[Collected data]
§ §

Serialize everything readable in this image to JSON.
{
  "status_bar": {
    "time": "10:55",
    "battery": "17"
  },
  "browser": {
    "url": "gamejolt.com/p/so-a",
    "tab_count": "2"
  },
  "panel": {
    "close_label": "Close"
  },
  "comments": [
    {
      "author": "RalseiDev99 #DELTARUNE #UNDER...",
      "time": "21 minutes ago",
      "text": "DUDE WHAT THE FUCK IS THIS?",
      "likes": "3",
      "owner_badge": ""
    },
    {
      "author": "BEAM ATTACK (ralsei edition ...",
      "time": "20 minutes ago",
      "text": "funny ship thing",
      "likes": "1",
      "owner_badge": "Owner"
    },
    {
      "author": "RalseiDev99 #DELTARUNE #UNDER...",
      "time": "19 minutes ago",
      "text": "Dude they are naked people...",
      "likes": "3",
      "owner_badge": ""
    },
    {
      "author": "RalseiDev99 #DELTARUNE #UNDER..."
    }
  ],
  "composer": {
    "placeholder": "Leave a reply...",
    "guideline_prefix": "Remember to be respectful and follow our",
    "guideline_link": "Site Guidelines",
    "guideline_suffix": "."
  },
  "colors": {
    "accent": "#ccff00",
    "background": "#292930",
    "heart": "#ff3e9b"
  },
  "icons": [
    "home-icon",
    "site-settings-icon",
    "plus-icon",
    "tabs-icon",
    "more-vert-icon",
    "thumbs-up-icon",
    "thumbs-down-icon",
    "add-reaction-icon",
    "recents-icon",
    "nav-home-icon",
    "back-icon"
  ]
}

§ §

TASK:
Repeat the records exactly, including every line.

THE OUTPUT:
Serialize everything readable in this image to JSON.
{
  "status_bar": {
    "time": "10:55",
    "battery": "17"
  },
  "browser": {
    "url": "gamejolt.com/p/so-a",
    "tab_count": "2"
  },
  "panel": {
    "close_label": "Close"
  },
  "comments": [
    {
      "author": "RalseiDev99 #DELTARUNE #UNDER...",
      "time": "21 minutes ago",
      "text": "DUDE WHAT THE FUCK IS THIS?",
      "likes": "3",
      "owner_badge": ""
    },
    {
      "author": "BEAM ATTACK (ralsei edition ...",
      "time": "20 minutes ago",
      "text": "funny ship thing",
      "likes": "1",
      "owner_badge": "Owner"
    },
    {
      "author": "RalseiDev99 #DELTARUNE #UNDER...",
      "time": "19 minutes ago",
      "text": "Dude they are naked people...",
      "likes": "3",
      "owner_badge": ""
    },
    {
      "author": "RalseiDev99 #DELTARUNE #UNDER..."
    }
  ],
  "composer": {
    "placeholder": "Leave a reply...",
    "guideline_prefix": "Remember to be respectful and follow our",
    "guideline_link": "Site Guidelines",
    "guideline_suffix": "."
  },
  "colors": {
    "accent": "#ccff00",
    "background": "#292930",
    "heart": "#ff3e9b"
  },
  "icons": [
    "home-icon",
    "site-settings-icon",
    "plus-icon",
    "tabs-icon",
    "more-vert-icon",
    "thumbs-up-icon",
    "thumbs-down-icon",
    "add-reaction-icon",
    "recents-icon",
    "nav-home-icon",
    "back-icon"
  ]
}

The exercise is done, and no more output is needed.